→ What to work on:
Repeat every entry in the listing below, exactly.

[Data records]
>>>

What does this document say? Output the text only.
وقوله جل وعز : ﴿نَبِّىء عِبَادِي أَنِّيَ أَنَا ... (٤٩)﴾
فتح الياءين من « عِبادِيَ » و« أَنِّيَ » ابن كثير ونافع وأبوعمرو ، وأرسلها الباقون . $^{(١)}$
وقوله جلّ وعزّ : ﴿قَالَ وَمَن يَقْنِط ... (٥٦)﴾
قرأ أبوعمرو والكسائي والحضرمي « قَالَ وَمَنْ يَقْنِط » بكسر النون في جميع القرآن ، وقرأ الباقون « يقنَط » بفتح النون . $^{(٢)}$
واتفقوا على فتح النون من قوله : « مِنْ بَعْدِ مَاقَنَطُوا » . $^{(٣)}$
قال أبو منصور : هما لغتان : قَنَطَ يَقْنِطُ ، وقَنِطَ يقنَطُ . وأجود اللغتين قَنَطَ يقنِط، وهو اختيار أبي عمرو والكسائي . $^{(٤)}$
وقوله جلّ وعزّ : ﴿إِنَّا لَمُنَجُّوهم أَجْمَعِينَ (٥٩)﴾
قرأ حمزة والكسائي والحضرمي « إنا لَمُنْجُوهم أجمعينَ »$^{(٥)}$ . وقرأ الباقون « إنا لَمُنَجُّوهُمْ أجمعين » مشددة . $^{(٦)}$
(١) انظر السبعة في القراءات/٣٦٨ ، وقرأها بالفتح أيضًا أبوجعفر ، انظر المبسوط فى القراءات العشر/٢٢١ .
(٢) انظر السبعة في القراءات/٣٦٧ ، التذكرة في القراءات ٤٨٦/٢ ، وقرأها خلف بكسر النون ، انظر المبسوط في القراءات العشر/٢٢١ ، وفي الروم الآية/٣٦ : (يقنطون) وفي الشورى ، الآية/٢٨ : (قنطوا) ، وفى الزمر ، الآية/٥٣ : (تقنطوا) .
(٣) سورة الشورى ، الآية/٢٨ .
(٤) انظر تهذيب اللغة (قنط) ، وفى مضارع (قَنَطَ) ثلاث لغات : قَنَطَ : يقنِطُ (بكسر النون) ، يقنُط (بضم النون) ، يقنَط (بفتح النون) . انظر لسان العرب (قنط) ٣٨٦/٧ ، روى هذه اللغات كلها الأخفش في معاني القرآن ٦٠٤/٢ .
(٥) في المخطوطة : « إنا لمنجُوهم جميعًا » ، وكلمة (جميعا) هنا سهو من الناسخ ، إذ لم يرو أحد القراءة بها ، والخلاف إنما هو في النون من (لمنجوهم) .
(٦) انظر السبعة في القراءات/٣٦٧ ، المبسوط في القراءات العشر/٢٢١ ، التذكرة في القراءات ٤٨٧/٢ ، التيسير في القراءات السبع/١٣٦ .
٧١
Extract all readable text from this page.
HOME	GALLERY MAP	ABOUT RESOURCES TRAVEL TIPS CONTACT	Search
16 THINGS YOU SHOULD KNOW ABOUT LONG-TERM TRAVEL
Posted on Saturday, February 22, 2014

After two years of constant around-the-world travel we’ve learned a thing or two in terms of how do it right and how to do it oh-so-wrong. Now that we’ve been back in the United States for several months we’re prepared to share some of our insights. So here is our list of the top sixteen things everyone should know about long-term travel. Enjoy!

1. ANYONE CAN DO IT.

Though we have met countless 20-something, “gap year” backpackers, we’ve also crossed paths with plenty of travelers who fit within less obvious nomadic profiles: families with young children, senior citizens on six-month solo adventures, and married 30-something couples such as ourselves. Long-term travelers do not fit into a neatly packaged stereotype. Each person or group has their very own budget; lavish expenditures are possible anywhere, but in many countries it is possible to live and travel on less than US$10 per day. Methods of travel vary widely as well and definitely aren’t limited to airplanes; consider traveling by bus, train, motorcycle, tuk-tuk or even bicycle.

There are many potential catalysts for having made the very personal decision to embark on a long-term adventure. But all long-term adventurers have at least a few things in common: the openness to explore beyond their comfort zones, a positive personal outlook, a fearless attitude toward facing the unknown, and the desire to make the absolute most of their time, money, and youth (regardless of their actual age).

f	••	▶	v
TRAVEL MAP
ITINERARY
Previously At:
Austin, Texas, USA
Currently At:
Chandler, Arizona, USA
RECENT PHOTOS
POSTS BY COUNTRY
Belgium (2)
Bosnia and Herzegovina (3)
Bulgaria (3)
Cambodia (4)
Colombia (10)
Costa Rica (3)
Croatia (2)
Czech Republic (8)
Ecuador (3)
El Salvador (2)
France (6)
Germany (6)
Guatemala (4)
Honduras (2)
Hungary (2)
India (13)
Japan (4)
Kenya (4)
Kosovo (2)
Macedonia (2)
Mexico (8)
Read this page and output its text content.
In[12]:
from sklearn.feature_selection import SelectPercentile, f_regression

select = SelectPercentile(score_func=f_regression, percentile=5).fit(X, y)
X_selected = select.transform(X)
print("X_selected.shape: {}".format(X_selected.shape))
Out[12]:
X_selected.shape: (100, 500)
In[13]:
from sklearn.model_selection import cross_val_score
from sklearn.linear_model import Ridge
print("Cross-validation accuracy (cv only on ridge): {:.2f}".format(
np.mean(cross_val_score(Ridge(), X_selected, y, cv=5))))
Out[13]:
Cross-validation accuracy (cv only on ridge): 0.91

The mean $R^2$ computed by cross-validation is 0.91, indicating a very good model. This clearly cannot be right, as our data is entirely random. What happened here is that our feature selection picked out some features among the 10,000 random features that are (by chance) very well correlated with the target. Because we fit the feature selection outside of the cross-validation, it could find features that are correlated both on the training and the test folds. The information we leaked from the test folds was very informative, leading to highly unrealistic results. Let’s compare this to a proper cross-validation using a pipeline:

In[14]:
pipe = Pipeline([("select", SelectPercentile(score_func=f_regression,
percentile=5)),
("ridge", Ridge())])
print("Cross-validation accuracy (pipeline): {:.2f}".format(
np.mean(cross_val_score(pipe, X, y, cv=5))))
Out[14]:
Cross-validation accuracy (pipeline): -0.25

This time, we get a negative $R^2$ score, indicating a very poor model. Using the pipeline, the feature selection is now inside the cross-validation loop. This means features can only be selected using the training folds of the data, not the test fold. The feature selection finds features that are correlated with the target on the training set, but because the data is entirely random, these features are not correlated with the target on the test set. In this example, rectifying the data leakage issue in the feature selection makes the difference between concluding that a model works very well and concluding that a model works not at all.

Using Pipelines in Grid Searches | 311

<<<

→ Finished answer:
What does this document say? Output the text only.
وقوله جل وعز : ﴿نَبِّىء عِبَادِي أَنِّيَ أَنَا ... (٤٩)﴾
فتح الياءين من « عِبادِيَ » و« أَنِّيَ » ابن كثير ونافع وأبوعمرو ، وأرسلها الباقون . $^{(١)}$
وقوله جلّ وعزّ : ﴿قَالَ وَمَن يَقْنِط ... (٥٦)﴾
قرأ أبوعمرو والكسائي والحضرمي « قَالَ وَمَنْ يَقْنِط » بكسر النون في جميع القرآن ، وقرأ الباقون « يقنَط » بفتح النون . $^{(٢)}$
واتفقوا على فتح النون من قوله : « مِنْ بَعْدِ مَاقَنَطُوا » . $^{(٣)}$
قال أبو منصور : هما لغتان : قَنَطَ يَقْنِطُ ، وقَنِطَ يقنَطُ . وأجود اللغتين قَنَطَ يقنِط، وهو اختيار أبي عمرو والكسائي . $^{(٤)}$
وقوله جلّ وعزّ : ﴿إِنَّا لَمُنَجُّوهم أَجْمَعِينَ (٥٩)﴾
قرأ حمزة والكسائي والحضرمي « إنا لَمُنْجُوهم أجمعينَ »$^{(٥)}$ . وقرأ الباقون « إنا لَمُنَجُّوهُمْ أجمعين » مشددة . $^{(٦)}$
(١) انظر السبعة في القراءات/٣٦٨ ، وقرأها بالفتح أيضًا أبوجعفر ، انظر المبسوط فى القراءات العشر/٢٢١ .
(٢) انظر السبعة في القراءات/٣٦٧ ، التذكرة في القراءات ٤٨٦/٢ ، وقرأها خلف بكسر النون ، انظر المبسوط في القراءات العشر/٢٢١ ، وفي الروم الآية/٣٦ : (يقنطون) وفي الشورى ، الآية/٢٨ : (قنطوا) ، وفى الزمر ، الآية/٥٣ : (تقنطوا) .
(٣) سورة الشورى ، الآية/٢٨ .
(٤) انظر تهذيب اللغة (قنط) ، وفى مضارع (قَنَطَ) ثلاث لغات : قَنَطَ : يقنِطُ (بكسر النون) ، يقنُط (بضم النون) ، يقنَط (بفتح النون) . انظر لسان العرب (قنط) ٣٨٦/٧ ، روى هذه اللغات كلها الأخفش في معاني القرآن ٦٠٤/٢ .
(٥) في المخطوطة : « إنا لمنجُوهم جميعًا » ، وكلمة (جميعا) هنا سهو من الناسخ ، إذ لم يرو أحد القراءة بها ، والخلاف إنما هو في النون من (لمنجوهم) .
(٦) انظر السبعة في القراءات/٣٦٧ ، المبسوط في القراءات العشر/٢٢١ ، التذكرة في القراءات ٤٨٧/٢ ، التيسير في القراءات السبع/١٣٦ .
٧١
Extract all readable text from this page.
HOME	GALLERY MAP	ABOUT RESOURCES TRAVEL TIPS CONTACT	Search
16 THINGS YOU SHOULD KNOW ABOUT LONG-TERM TRAVEL
Posted on Saturday, February 22, 2014

After two years of constant around-the-world travel we’ve learned a thing or two in terms of how do it right and how to do it oh-so-wrong. Now that we’ve been back in the United States for several months we’re prepared to share some of our insights. So here is our list of the top sixteen things everyone should know about long-term travel. Enjoy!

1. ANYONE CAN DO IT.

Though we have met countless 20-something, “gap year” backpackers, we’ve also crossed paths with plenty of travelers who fit within less obvious nomadic profiles: families with young children, senior citizens on six-month solo adventures, and married 30-something couples such as ourselves. Long-term travelers do not fit into a neatly packaged stereotype. Each person or group has their very own budget; lavish expenditures are possible anywhere, but in many countries it is possible to live and travel on less than US$10 per day. Methods of travel vary widely as well and definitely aren’t limited to airplanes; consider traveling by bus, train, motorcycle, tuk-tuk or even bicycle.

There are many potential catalysts for having made the very personal decision to embark on a long-term adventure. But all long-term adventurers have at least a few things in common: the openness to explore beyond their comfort zones, a positive personal outlook, a fearless attitude toward facing the unknown, and the desire to make the absolute most of their time, money, and youth (regardless of their actual age).

f	••	▶	v
TRAVEL MAP
ITINERARY
Previously At:
Austin, Texas, USA
Currently At:
Chandler, Arizona, USA
RECENT PHOTOS
POSTS BY COUNTRY
Belgium (2)
Bosnia and Herzegovina (3)
Bulgaria (3)
Cambodia (4)
Colombia (10)
Costa Rica (3)
Croatia (2)
Czech Republic (8)
Ecuador (3)
El Salvador (2)
France (6)
Germany (6)
Guatemala (4)
Honduras (2)
Hungary (2)
India (13)
Japan (4)
Kenya (4)
Kosovo (2)
Macedonia (2)
Mexico (8)
Read this page and output its text content.
In[12]:
from sklearn.feature_selection import SelectPercentile, f_regression

select = SelectPercentile(score_func=f_regression, percentile=5).fit(X, y)
X_selected = select.transform(X)
print("X_selected.shape: {}".format(X_selected.shape))
Out[12]:
X_selected.shape: (100, 500)
In[13]:
from sklearn.model_selection import cross_val_score
from sklearn.linear_model import Ridge
print("Cross-validation accuracy (cv only on ridge): {:.2f}".format(
np.mean(cross_val_score(Ridge(), X_selected, y, cv=5))))
Out[13]:
Cross-validation accuracy (cv only on ridge): 0.91

The mean $R^2$ computed by cross-validation is 0.91, indicating a very good model. This clearly cannot be right, as our data is entirely random. What happened here is that our feature selection picked out some features among the 10,000 random features that are (by chance) very well correlated with the target. Because we fit the feature selection outside of the cross-validation, it could find features that are correlated both on the training and the test folds. The information we leaked from the test folds was very informative, leading to highly unrealistic results. Let’s compare this to a proper cross-validation using a pipeline:

In[14]:
pipe = Pipeline([("select", SelectPercentile(score_func=f_regression,
percentile=5)),
("ridge", Ridge())])
print("Cross-validation accuracy (pipeline): {:.2f}".format(
np.mean(cross_val_score(pipe, X, y, cv=5))))
Out[14]:
Cross-validation accuracy (pipeline): -0.25

This time, we get a negative $R^2$ score, indicating a very poor model. Using the pipeline, the feature selection is now inside the cross-validation loop. This means features can only be selected using the training folds of the data, not the test fold. The feature selection finds features that are correlated with the target on the training set, but because the data is entirely random, these features are not correlated with the target on the test set. In this example, rectifying the data leakage issue in the feature selection makes the difference between concluding that a model works very well and concluding that a model works not at all.

Using Pipelines in Grid Searches | 311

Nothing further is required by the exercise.